**Listed records:**
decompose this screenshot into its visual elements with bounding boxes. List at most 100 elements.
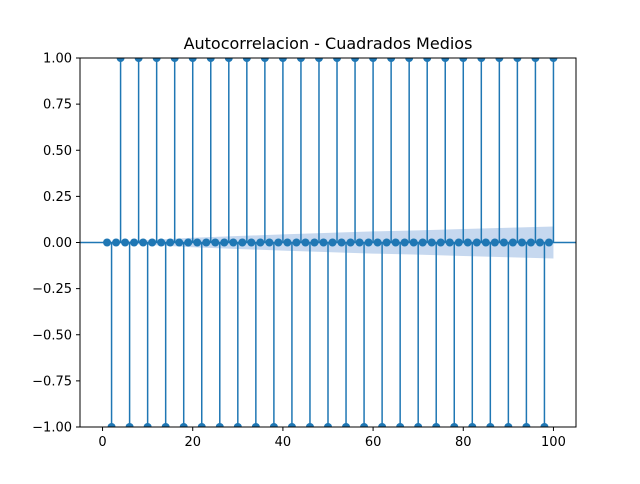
stem-marker xyxy=(278,58,287,62)
stem-marker xyxy=(373,238,382,247)
stem-marker xyxy=(125,423,134,427)
stem-marker xyxy=(459,58,468,62)
stem-marker xyxy=(148,238,157,247)
stem-marker xyxy=(215,423,224,427)
stem-marker xyxy=(112,238,121,247)
stem-marker xyxy=(427,238,436,247)
stem-marker xyxy=(337,238,346,247)
y-tick-label: 0.00 xyxy=(43,236,72,251)
stem-marker xyxy=(134,58,143,62)
stem-marker xyxy=(229,238,238,247)
stem-marker xyxy=(175,238,184,247)
stem-marker xyxy=(396,423,405,427)
axes-layer: 0 20 40 60 80 100 −1.00 −0.75 −0.50 −0.25 0.00 0.25… xyxy=(32,52,577,450)
stem-marker xyxy=(179,423,188,427)
stem-marker xyxy=(193,238,202,247)
stem-marker xyxy=(382,238,391,247)
y-tick-label: 0.25 xyxy=(43,190,72,205)
stem-marker xyxy=(432,423,441,427)
stem-marker xyxy=(305,423,314,427)
stem-marker xyxy=(495,58,504,62)
x-tick-label: 100 xyxy=(541,435,566,450)
y-tick-label: −0.75 xyxy=(32,374,72,389)
stem-marker xyxy=(508,238,517,247)
stem-marker xyxy=(103,238,112,247)
stem-marker xyxy=(324,423,332,427)
stem-marker xyxy=(256,238,265,247)
stem-marker xyxy=(260,58,269,62)
y-tick-label: −0.50 xyxy=(32,328,72,343)
stem-marker xyxy=(166,238,175,247)
stem-marker xyxy=(441,58,450,62)
stem-marker xyxy=(224,58,233,62)
stem-marker xyxy=(463,238,472,247)
stem-marker xyxy=(197,423,206,427)
stem-marker xyxy=(351,58,360,62)
stem-marker xyxy=(400,238,409,247)
stem-marker xyxy=(517,238,526,247)
stem-marker xyxy=(477,58,486,62)
x-tick-label: 20 xyxy=(184,435,201,450)
stem-marker xyxy=(310,238,319,247)
stem-marker xyxy=(526,238,535,247)
stem-marker xyxy=(472,238,481,247)
stem-marker xyxy=(378,423,387,427)
stem-marker xyxy=(531,58,540,62)
stem-marker xyxy=(157,238,166,247)
stem-marker xyxy=(418,238,427,247)
stem-marker xyxy=(481,238,490,247)
stem-marker xyxy=(301,238,310,247)
x-tick-label: 0 xyxy=(98,435,106,450)
y-tick-label: −1.00 xyxy=(32,421,72,436)
stem-marker xyxy=(274,238,283,247)
stem-marker xyxy=(121,238,130,247)
stem-marker xyxy=(436,238,445,247)
stem-marker xyxy=(445,238,454,247)
stem-marker xyxy=(522,423,531,427)
stem-marker xyxy=(355,238,364,247)
stem-marker xyxy=(360,423,369,427)
stem-marker xyxy=(319,238,328,247)
stem-marker xyxy=(414,423,423,427)
stem-marker xyxy=(202,238,211,247)
stem-marker xyxy=(139,238,148,247)
stem-marker xyxy=(405,58,414,62)
stem-marker xyxy=(170,58,179,62)
y-tick-label: −0.25 xyxy=(32,282,72,297)
stem-marker xyxy=(242,58,251,62)
y-tick-label: 0.75 xyxy=(43,98,72,113)
chart-title: Autocorrelacion - Cuadrados Medios xyxy=(184,34,473,53)
stem-marker xyxy=(328,238,337,247)
stem-marker xyxy=(549,58,558,62)
stem-marker xyxy=(369,58,378,62)
stem-marker xyxy=(265,238,274,247)
stem-marker xyxy=(130,238,139,247)
stem-marker xyxy=(211,238,220,247)
stem-marker xyxy=(540,423,549,427)
stem-marker xyxy=(296,58,305,62)
stem-marker xyxy=(247,238,256,247)
stem-marker xyxy=(499,238,508,247)
stem-marker xyxy=(391,238,400,247)
stem-marker xyxy=(238,238,247,247)
stem-marker xyxy=(287,423,296,427)
x-tick-label: 60 xyxy=(365,435,382,450)
stem-marker xyxy=(342,423,351,427)
stem-marker xyxy=(251,423,260,427)
stem-marker xyxy=(409,238,418,247)
x-tick-label: 40 xyxy=(275,435,292,450)
stem-marker xyxy=(161,423,170,427)
x-tick-label: 80 xyxy=(455,435,472,450)
stem-marker xyxy=(143,423,152,427)
stem-marker xyxy=(283,238,292,247)
stem-marker xyxy=(513,58,522,62)
stem-marker xyxy=(504,423,513,427)
stem-marker xyxy=(206,58,215,62)
stem-marker xyxy=(220,238,229,247)
stem-layer xyxy=(80,58,576,427)
stem-marker xyxy=(314,58,323,62)
stem-marker xyxy=(269,423,278,427)
stem-marker xyxy=(387,58,396,62)
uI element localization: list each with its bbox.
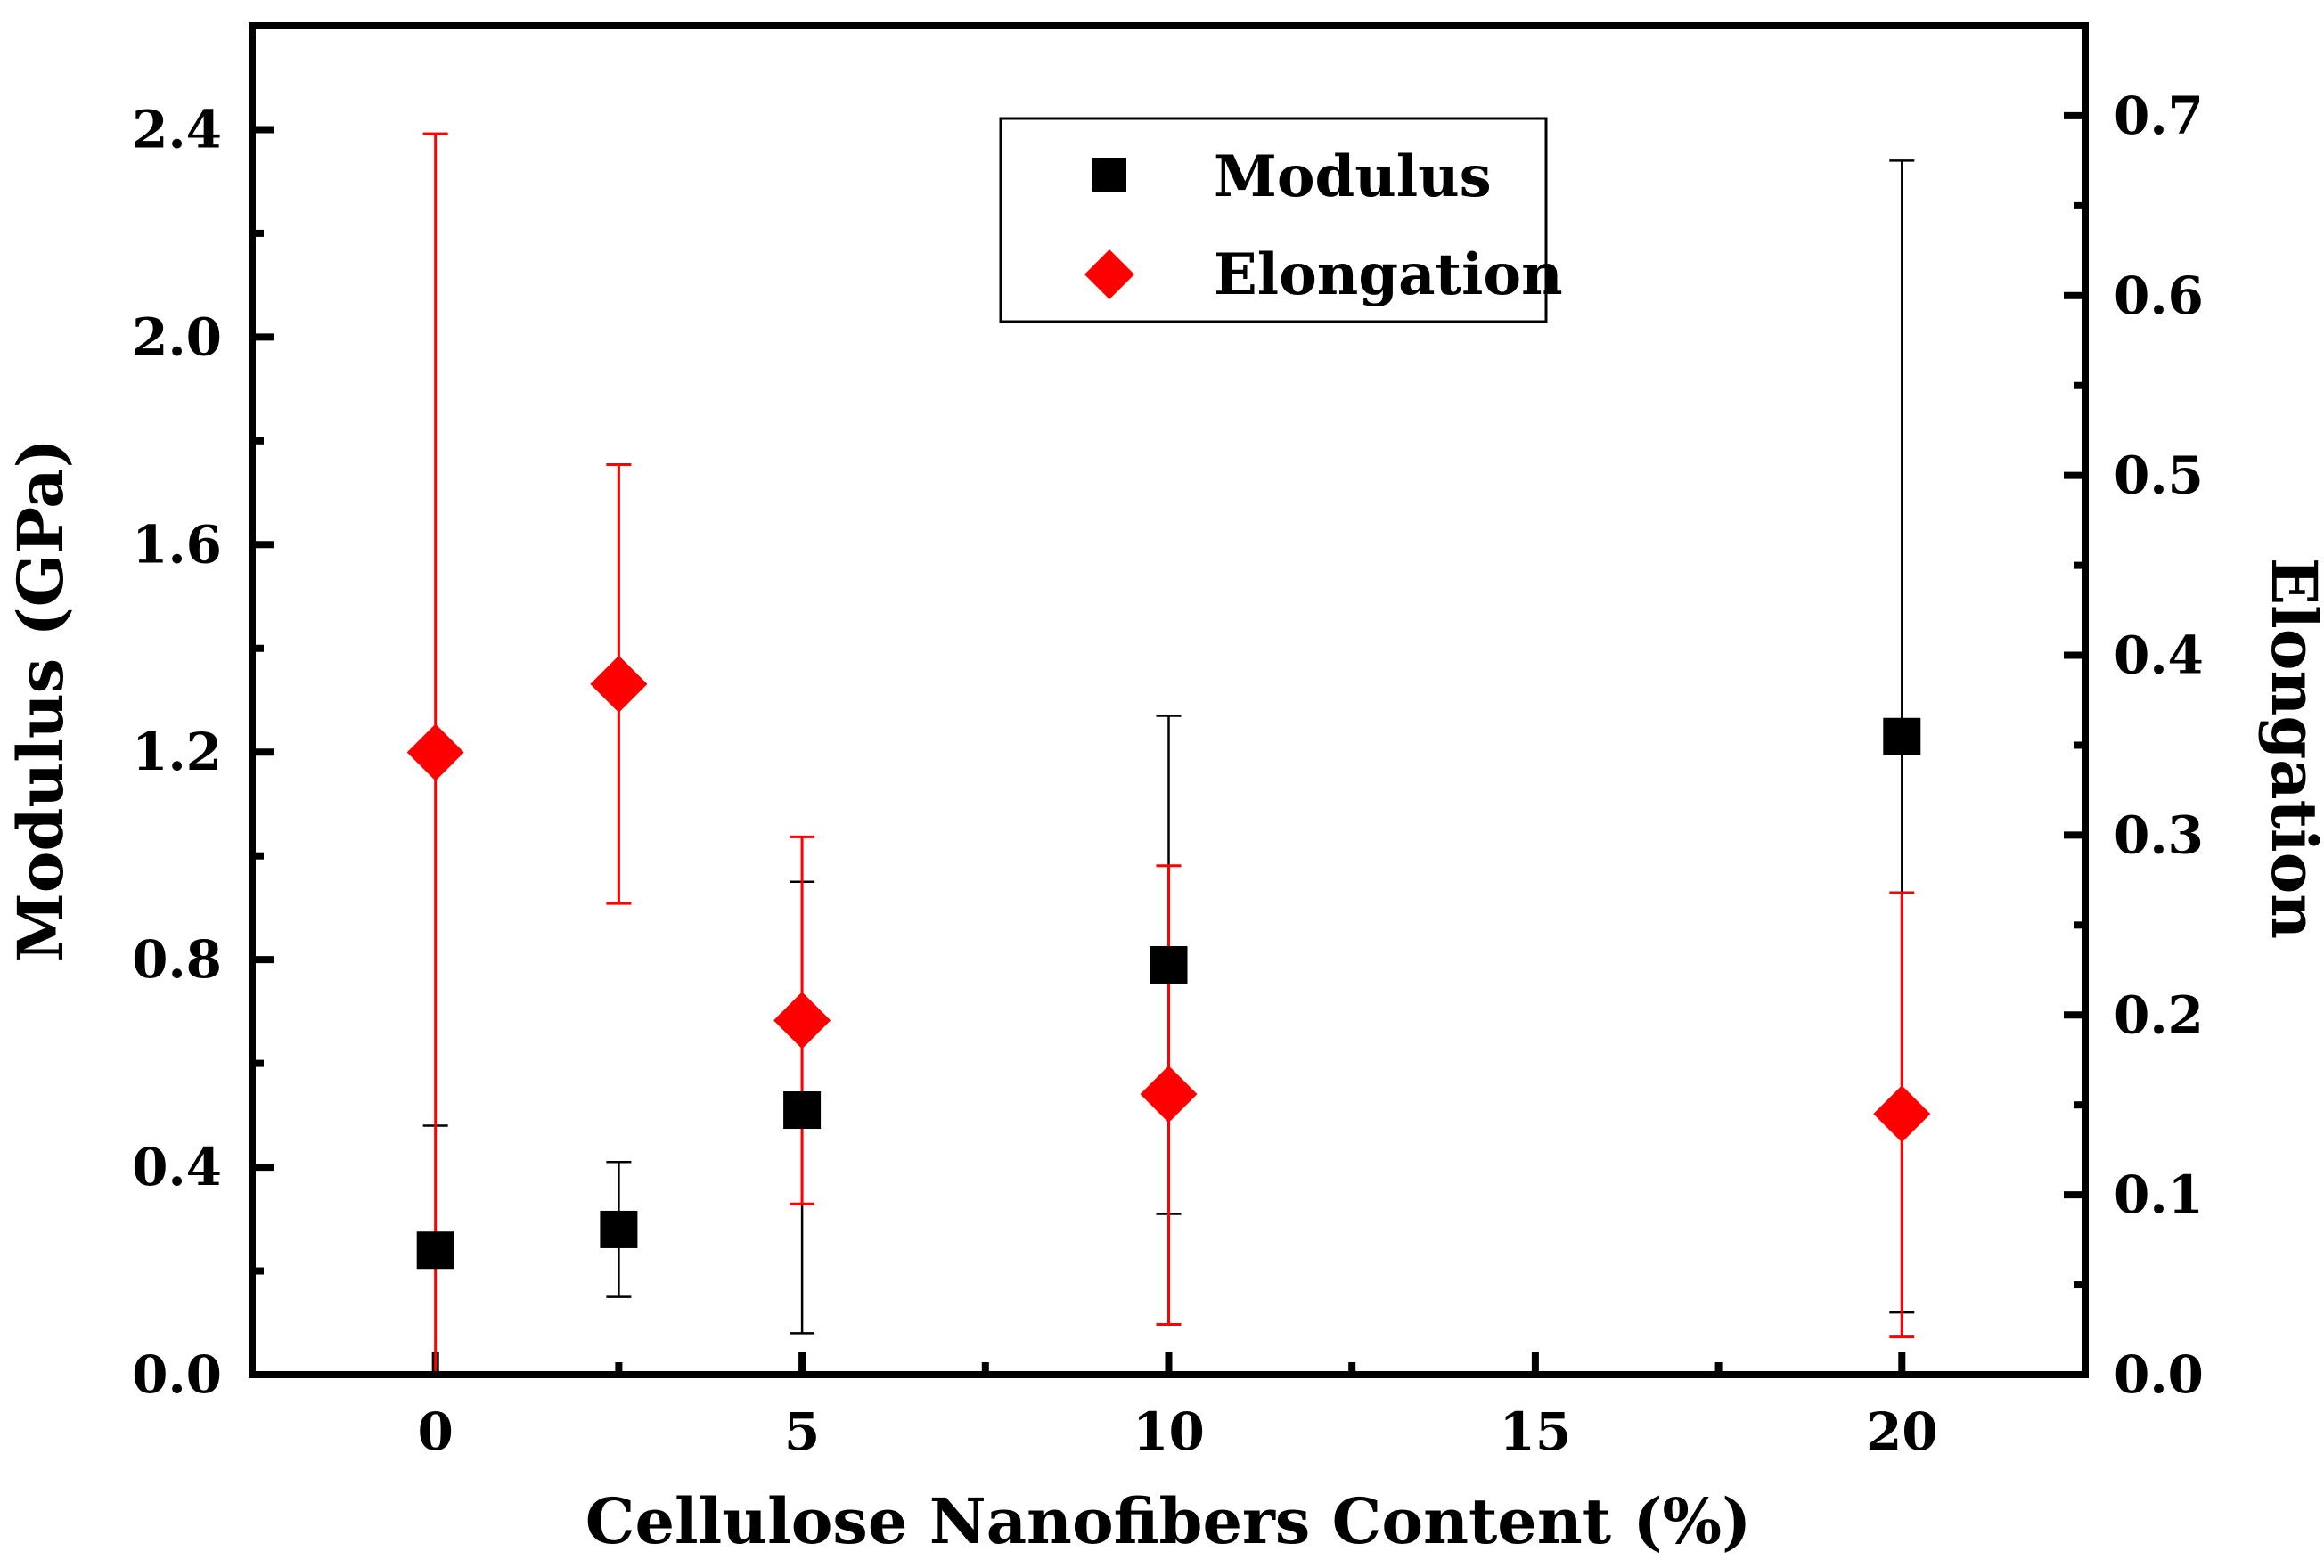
x-tick-label: 5 — [784, 1401, 820, 1462]
elongation-point — [773, 992, 831, 1049]
legend-modulus-marker — [1092, 158, 1126, 192]
y-left-tick-label: 1.6 — [132, 514, 222, 575]
x-axis-title: Cellulose Nanofibers Content (%) — [585, 1484, 1751, 1558]
modulus-point — [600, 1210, 638, 1248]
y-left-tick-label: 2.4 — [132, 99, 222, 159]
legend: Modulus Elongation — [999, 117, 1563, 323]
y-left-tick-label: 0.0 — [132, 1344, 222, 1405]
y-left-tick-label: 2.0 — [132, 306, 222, 367]
legend-elongation-marker — [1084, 249, 1134, 299]
legend-box — [999, 117, 1548, 323]
y-axis-right-title: Elongation — [2257, 558, 2324, 939]
elongation-point — [406, 723, 464, 781]
legend-elongation-label: Elongation — [1214, 241, 1563, 308]
y-axis-left-title: Modulus (GPa) — [4, 438, 78, 961]
legend-modulus-label: Modulus — [1214, 143, 1492, 210]
ticks-layer: 0 5 10 15 20 0.0 0.4 0.8 1.2 1.6 2.0 2.4 0.0 0.1 0.2 0.… — [132, 86, 2204, 1462]
y-left-tick-label: 1.2 — [132, 722, 222, 782]
y-left-tick-label: 0.4 — [132, 1137, 222, 1197]
modulus-point — [1150, 945, 1188, 984]
y-right-tick-label: 0.1 — [2114, 1164, 2204, 1225]
markers-layer — [406, 655, 1931, 1270]
y-right-tick-label: 0.2 — [2114, 984, 2204, 1045]
y-right-tick-label: 0.3 — [2114, 804, 2204, 865]
y-left-tick-label: 0.8 — [132, 929, 222, 990]
modulus-point — [416, 1231, 454, 1270]
x-tick-label: 10 — [1133, 1401, 1205, 1462]
y-right-tick-label: 0.4 — [2114, 625, 2204, 686]
elongation-point — [590, 655, 648, 713]
modulus-point — [783, 1091, 822, 1130]
x-tick-label: 0 — [418, 1401, 454, 1462]
y-right-tick-label: 0.0 — [2114, 1344, 2204, 1405]
y-right-tick-label: 0.6 — [2114, 265, 2204, 326]
x-tick-label: 20 — [1866, 1401, 1938, 1462]
y-right-tick-label: 0.5 — [2114, 445, 2204, 506]
modulus-point — [1883, 717, 1921, 755]
y-right-tick-label: 0.7 — [2114, 86, 2204, 146]
plot-frame — [249, 22, 2089, 1378]
elongation-point — [1873, 1085, 1931, 1143]
x-tick-label: 15 — [1500, 1401, 1572, 1462]
elongation-point — [1140, 1066, 1198, 1123]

**Work to do:** Copy the listing above line for line, leaving out the pictures.

**Final answer:**
decompose this screenshot into its visual elements with bounding boxes. List at most 100 elements.
stem-marker xyxy=(278,58,287,62)
stem-marker xyxy=(373,238,382,247)
stem-marker xyxy=(125,423,134,427)
stem-marker xyxy=(459,58,468,62)
stem-marker xyxy=(148,238,157,247)
stem-marker xyxy=(215,423,224,427)
stem-marker xyxy=(112,238,121,247)
stem-marker xyxy=(427,238,436,247)
stem-marker xyxy=(337,238,346,247)
y-tick-label: 0.00 xyxy=(43,236,72,251)
stem-marker xyxy=(134,58,143,62)
stem-marker xyxy=(229,238,238,247)
stem-marker xyxy=(175,238,184,247)
stem-marker xyxy=(396,423,405,427)
axes-layer: 0 20 40 60 80 100 −1.00 −0.75 −0.50 −0.25 0.00 0.25… xyxy=(32,52,577,450)
stem-marker xyxy=(179,423,188,427)
stem-marker xyxy=(193,238,202,247)
stem-marker xyxy=(382,238,391,247)
y-tick-label: 0.25 xyxy=(43,190,72,205)
stem-marker xyxy=(432,423,441,427)
stem-marker xyxy=(305,423,314,427)
stem-marker xyxy=(495,58,504,62)
x-tick-label: 100 xyxy=(541,435,566,450)
y-tick-label: −0.75 xyxy=(32,374,72,389)
stem-marker xyxy=(508,238,517,247)
stem-marker xyxy=(103,238,112,247)
stem-marker xyxy=(324,423,332,427)
stem-marker xyxy=(256,238,265,247)
stem-marker xyxy=(260,58,269,62)
y-tick-label: −0.50 xyxy=(32,328,72,343)
stem-marker xyxy=(166,238,175,247)
stem-marker xyxy=(441,58,450,62)
stem-marker xyxy=(224,58,233,62)
stem-marker xyxy=(463,238,472,247)
stem-marker xyxy=(197,423,206,427)
stem-marker xyxy=(351,58,360,62)
stem-marker xyxy=(400,238,409,247)
stem-marker xyxy=(517,238,526,247)
stem-marker xyxy=(477,58,486,62)
x-tick-label: 20 xyxy=(184,435,201,450)
stem-marker xyxy=(310,238,319,247)
stem-marker xyxy=(526,238,535,247)
stem-marker xyxy=(472,238,481,247)
stem-marker xyxy=(378,423,387,427)
stem-marker xyxy=(531,58,540,62)
stem-marker xyxy=(157,238,166,247)
stem-marker xyxy=(418,238,427,247)
stem-marker xyxy=(481,238,490,247)
stem-marker xyxy=(301,238,310,247)
x-tick-label: 0 xyxy=(98,435,106,450)
y-tick-label: −1.00 xyxy=(32,421,72,436)
stem-marker xyxy=(274,238,283,247)
stem-marker xyxy=(121,238,130,247)
stem-marker xyxy=(436,238,445,247)
stem-marker xyxy=(445,238,454,247)
stem-marker xyxy=(522,423,531,427)
stem-marker xyxy=(355,238,364,247)
stem-marker xyxy=(360,423,369,427)
stem-marker xyxy=(319,238,328,247)
stem-marker xyxy=(414,423,423,427)
stem-marker xyxy=(202,238,211,247)
stem-marker xyxy=(139,238,148,247)
stem-marker xyxy=(405,58,414,62)
stem-marker xyxy=(170,58,179,62)
y-tick-label: −0.25 xyxy=(32,282,72,297)
stem-marker xyxy=(242,58,251,62)
y-tick-label: 0.75 xyxy=(43,98,72,113)
chart-title: Autocorrelacion - Cuadrados Medios xyxy=(184,34,473,53)
stem-marker xyxy=(328,238,337,247)
stem-marker xyxy=(549,58,558,62)
stem-marker xyxy=(369,58,378,62)
stem-marker xyxy=(265,238,274,247)
stem-marker xyxy=(130,238,139,247)
stem-marker xyxy=(211,238,220,247)
stem-marker xyxy=(540,423,549,427)
stem-marker xyxy=(296,58,305,62)
stem-marker xyxy=(247,238,256,247)
stem-marker xyxy=(499,238,508,247)
stem-marker xyxy=(391,238,400,247)
stem-marker xyxy=(238,238,247,247)
stem-marker xyxy=(287,423,296,427)
x-tick-label: 60 xyxy=(365,435,382,450)
stem-marker xyxy=(342,423,351,427)
stem-marker xyxy=(251,423,260,427)
stem-marker xyxy=(409,238,418,247)
x-tick-label: 40 xyxy=(275,435,292,450)
stem-marker xyxy=(161,423,170,427)
x-tick-label: 80 xyxy=(455,435,472,450)
stem-marker xyxy=(143,423,152,427)
stem-marker xyxy=(283,238,292,247)
stem-marker xyxy=(513,58,522,62)
stem-marker xyxy=(504,423,513,427)
stem-marker xyxy=(206,58,215,62)
stem-marker xyxy=(220,238,229,247)
stem-layer xyxy=(80,58,576,427)
stem-marker xyxy=(314,58,323,62)
stem-marker xyxy=(269,423,278,427)
stem-marker xyxy=(387,58,396,62)
uI element localization: list each with its bbox.
x-tick-label: 5 — [784, 1401, 820, 1462]
elongation-point — [773, 992, 831, 1049]
legend-modulus-marker — [1092, 158, 1126, 192]
y-left-tick-label: 1.6 — [132, 514, 222, 575]
x-axis-title: Cellulose Nanofibers Content (%) — [585, 1484, 1751, 1558]
modulus-point — [600, 1210, 638, 1248]
y-left-tick-label: 2.4 — [132, 99, 222, 159]
legend: Modulus Elongation — [999, 117, 1563, 323]
y-left-tick-label: 0.0 — [132, 1344, 222, 1405]
y-left-tick-label: 2.0 — [132, 306, 222, 367]
legend-elongation-marker — [1084, 249, 1134, 299]
legend-box — [999, 117, 1548, 323]
y-axis-right-title: Elongation — [2257, 558, 2324, 939]
elongation-point — [406, 723, 464, 781]
legend-elongation-label: Elongation — [1214, 241, 1563, 308]
y-axis-left-title: Modulus (GPa) — [4, 438, 78, 961]
legend-modulus-label: Modulus — [1214, 143, 1492, 210]
ticks-layer: 0 5 10 15 20 0.0 0.4 0.8 1.2 1.6 2.0 2.4 0.0 0.1 0.2 0.… — [132, 86, 2204, 1462]
y-left-tick-label: 1.2 — [132, 722, 222, 782]
y-left-tick-label: 0.4 — [132, 1137, 222, 1197]
modulus-point — [1150, 945, 1188, 984]
y-right-tick-label: 0.1 — [2114, 1164, 2204, 1225]
markers-layer — [406, 655, 1931, 1270]
y-right-tick-label: 0.2 — [2114, 984, 2204, 1045]
y-right-tick-label: 0.3 — [2114, 804, 2204, 865]
y-left-tick-label: 0.8 — [132, 929, 222, 990]
modulus-point — [416, 1231, 454, 1270]
x-tick-label: 10 — [1133, 1401, 1205, 1462]
y-right-tick-label: 0.4 — [2114, 625, 2204, 686]
elongation-point — [590, 655, 648, 713]
modulus-point — [783, 1091, 822, 1130]
x-tick-label: 0 — [418, 1401, 454, 1462]
y-right-tick-label: 0.0 — [2114, 1344, 2204, 1405]
y-right-tick-label: 0.6 — [2114, 265, 2204, 326]
x-tick-label: 20 — [1866, 1401, 1938, 1462]
y-right-tick-label: 0.5 — [2114, 445, 2204, 506]
modulus-point — [1883, 717, 1921, 755]
y-right-tick-label: 0.7 — [2114, 86, 2204, 146]
plot-frame — [249, 22, 2089, 1378]
elongation-point — [1873, 1085, 1931, 1143]
x-tick-label: 15 — [1500, 1401, 1572, 1462]
elongation-point — [1140, 1066, 1198, 1123]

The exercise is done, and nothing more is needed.